-- Start DATA FOR THE TASK --
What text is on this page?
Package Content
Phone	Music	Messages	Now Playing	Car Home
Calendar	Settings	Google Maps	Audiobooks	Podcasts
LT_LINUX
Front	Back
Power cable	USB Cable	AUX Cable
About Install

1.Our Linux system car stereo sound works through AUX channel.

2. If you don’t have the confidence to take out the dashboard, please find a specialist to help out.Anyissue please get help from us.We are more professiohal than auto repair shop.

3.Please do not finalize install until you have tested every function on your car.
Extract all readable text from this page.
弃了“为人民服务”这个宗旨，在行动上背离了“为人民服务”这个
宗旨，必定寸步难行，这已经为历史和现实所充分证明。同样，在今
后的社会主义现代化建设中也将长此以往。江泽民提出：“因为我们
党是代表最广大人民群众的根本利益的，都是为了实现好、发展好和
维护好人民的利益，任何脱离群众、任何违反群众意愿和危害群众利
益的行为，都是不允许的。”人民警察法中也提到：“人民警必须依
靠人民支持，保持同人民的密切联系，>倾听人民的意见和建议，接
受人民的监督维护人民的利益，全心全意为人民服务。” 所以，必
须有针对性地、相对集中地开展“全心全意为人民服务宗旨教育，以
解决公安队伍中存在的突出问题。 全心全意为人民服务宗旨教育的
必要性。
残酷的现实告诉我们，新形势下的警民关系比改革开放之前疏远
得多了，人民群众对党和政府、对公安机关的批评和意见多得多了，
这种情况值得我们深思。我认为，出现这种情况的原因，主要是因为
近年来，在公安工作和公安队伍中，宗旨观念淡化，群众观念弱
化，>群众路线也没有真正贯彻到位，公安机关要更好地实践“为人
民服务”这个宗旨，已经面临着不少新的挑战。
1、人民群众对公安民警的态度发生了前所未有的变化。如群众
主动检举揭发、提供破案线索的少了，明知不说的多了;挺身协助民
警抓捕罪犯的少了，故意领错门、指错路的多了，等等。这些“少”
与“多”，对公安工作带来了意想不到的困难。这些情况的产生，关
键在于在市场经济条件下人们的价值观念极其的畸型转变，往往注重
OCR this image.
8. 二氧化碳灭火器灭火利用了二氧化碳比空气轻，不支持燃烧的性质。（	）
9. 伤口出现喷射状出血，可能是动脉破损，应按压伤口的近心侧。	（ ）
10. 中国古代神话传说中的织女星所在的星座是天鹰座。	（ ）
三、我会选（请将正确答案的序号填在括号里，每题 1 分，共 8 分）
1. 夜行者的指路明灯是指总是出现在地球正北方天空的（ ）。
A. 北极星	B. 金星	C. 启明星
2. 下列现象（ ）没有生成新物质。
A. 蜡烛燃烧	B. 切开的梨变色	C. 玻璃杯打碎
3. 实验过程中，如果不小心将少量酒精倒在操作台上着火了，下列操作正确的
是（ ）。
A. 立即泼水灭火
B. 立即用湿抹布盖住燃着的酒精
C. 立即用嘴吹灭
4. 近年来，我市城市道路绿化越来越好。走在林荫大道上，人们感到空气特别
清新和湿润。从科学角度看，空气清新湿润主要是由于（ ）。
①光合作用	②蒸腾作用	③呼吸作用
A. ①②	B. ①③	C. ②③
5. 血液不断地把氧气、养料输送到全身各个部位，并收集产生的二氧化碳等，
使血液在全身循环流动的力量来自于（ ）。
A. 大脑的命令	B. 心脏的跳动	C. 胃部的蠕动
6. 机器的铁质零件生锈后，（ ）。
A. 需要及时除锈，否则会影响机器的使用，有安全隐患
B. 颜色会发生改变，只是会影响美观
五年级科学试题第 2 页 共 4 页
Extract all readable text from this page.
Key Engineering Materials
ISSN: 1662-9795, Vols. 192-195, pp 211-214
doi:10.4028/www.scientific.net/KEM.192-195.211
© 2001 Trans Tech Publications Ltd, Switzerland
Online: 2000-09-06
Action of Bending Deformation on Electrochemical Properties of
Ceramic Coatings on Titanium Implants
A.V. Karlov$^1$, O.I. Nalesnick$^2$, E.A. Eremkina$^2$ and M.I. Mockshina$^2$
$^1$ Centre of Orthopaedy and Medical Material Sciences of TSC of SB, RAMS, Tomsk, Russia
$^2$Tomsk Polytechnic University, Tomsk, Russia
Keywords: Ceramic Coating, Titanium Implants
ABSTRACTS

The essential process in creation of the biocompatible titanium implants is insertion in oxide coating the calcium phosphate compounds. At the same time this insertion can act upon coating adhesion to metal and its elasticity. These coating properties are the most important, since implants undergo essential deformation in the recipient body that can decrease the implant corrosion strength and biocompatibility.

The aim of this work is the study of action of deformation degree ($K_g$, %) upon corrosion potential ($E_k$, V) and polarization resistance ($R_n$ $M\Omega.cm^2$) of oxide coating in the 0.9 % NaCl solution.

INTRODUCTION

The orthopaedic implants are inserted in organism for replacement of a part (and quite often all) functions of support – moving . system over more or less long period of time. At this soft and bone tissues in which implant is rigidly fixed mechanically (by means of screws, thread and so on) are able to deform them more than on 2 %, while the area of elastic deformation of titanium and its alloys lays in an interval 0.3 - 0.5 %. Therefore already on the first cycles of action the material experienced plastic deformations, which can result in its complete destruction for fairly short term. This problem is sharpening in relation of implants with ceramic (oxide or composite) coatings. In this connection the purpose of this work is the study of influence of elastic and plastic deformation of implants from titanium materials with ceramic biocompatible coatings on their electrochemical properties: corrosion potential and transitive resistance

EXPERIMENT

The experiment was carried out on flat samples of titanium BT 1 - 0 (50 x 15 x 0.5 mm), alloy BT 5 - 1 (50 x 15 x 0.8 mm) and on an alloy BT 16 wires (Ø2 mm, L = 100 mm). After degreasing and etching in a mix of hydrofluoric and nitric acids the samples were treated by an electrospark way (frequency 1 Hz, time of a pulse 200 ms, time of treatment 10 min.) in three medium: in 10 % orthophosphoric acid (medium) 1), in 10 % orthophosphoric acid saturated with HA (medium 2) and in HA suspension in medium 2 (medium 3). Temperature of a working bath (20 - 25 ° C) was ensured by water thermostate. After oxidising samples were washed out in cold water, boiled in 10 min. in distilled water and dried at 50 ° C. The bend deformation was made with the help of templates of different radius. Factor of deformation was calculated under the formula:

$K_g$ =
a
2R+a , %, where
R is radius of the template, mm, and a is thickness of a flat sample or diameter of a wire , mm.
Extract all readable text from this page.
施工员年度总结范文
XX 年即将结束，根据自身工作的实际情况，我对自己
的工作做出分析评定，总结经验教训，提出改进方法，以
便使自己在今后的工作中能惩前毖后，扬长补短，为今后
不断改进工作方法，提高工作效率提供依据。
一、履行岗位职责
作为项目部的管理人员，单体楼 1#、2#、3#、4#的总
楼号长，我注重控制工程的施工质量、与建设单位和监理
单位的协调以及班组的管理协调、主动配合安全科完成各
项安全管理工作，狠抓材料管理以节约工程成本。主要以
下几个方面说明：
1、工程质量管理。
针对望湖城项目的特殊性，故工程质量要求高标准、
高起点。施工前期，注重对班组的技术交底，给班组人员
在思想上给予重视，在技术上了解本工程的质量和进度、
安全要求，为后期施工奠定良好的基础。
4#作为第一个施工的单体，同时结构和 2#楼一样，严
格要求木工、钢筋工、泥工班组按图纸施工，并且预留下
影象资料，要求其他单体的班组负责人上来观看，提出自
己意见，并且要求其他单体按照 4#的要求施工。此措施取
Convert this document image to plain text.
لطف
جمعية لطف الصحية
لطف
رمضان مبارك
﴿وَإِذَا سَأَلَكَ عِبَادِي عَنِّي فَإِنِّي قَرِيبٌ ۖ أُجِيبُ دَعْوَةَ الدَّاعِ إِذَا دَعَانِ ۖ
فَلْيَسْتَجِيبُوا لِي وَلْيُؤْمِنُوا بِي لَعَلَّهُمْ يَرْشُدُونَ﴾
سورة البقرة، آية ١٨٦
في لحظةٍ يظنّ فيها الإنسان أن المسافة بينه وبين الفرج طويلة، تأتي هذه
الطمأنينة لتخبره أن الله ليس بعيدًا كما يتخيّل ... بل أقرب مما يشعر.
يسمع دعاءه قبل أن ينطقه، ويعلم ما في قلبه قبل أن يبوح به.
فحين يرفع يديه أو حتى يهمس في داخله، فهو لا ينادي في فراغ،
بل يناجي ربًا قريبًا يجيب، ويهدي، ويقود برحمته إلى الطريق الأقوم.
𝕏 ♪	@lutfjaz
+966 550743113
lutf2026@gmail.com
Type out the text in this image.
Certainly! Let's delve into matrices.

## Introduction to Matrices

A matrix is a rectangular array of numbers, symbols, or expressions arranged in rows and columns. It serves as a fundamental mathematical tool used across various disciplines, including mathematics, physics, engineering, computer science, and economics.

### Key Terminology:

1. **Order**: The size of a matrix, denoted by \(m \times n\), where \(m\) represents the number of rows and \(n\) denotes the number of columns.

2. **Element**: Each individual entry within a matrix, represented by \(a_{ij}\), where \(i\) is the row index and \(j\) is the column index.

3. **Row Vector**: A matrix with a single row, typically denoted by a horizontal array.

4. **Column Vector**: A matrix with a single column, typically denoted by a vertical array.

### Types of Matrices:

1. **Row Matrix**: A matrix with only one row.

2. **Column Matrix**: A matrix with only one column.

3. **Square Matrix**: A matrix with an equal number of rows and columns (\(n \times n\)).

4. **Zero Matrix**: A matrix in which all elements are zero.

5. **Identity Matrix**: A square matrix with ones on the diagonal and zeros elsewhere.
-- End DATA FOR THE TASK --
Pull out every line containing "typically".

3. **Row Vector**: A matrix with a single row, typically denoted by a horizontal array.
4. **Column Vector**: A matrix with a single column, typically denoted by a vertical array.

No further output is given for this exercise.